> _RECORDS SHOWN_

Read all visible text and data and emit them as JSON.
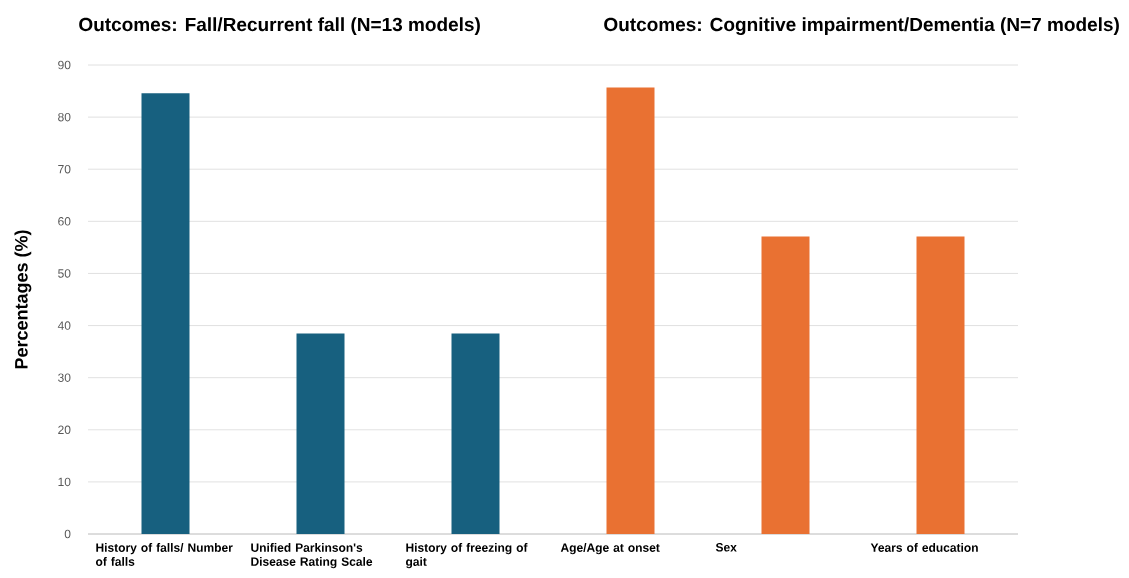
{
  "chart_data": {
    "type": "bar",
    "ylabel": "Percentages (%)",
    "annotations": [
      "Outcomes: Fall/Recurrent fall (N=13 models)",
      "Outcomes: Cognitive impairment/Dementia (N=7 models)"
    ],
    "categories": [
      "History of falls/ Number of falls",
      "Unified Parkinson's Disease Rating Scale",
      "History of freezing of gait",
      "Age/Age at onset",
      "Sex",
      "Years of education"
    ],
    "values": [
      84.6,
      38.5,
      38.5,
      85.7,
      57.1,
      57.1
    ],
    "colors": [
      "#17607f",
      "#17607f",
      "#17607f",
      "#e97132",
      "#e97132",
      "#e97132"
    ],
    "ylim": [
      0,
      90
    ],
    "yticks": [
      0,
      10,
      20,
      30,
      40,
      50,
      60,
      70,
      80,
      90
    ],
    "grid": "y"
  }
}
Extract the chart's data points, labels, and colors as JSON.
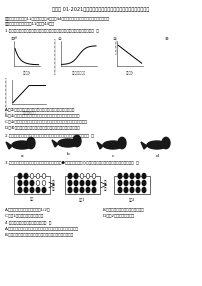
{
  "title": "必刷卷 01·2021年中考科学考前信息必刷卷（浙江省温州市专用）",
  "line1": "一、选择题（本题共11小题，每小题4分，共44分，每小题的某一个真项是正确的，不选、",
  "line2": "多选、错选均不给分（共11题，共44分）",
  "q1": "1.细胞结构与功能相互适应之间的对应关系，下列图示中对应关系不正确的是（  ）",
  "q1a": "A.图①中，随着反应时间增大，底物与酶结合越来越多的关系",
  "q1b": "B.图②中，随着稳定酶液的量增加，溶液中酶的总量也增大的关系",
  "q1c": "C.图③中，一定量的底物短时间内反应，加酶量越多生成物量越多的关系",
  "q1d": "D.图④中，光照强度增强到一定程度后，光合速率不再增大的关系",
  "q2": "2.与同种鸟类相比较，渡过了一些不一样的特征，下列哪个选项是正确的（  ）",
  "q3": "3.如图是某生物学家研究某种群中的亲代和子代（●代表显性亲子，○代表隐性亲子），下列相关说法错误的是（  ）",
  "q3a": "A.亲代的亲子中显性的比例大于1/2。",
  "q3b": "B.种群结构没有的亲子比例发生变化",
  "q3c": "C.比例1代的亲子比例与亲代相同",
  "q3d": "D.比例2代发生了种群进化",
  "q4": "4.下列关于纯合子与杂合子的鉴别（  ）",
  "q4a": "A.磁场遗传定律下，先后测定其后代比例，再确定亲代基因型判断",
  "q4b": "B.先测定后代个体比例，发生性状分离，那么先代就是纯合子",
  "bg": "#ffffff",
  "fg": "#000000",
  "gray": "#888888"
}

> _BRIEF_
Scan the material above. Extract every line in which the word "JSON" occurs.

> _FINISHED ANSWER_
Read all visible text and data and emit them as JSON.
Extract the chart's data points, labels, and colors as JSON.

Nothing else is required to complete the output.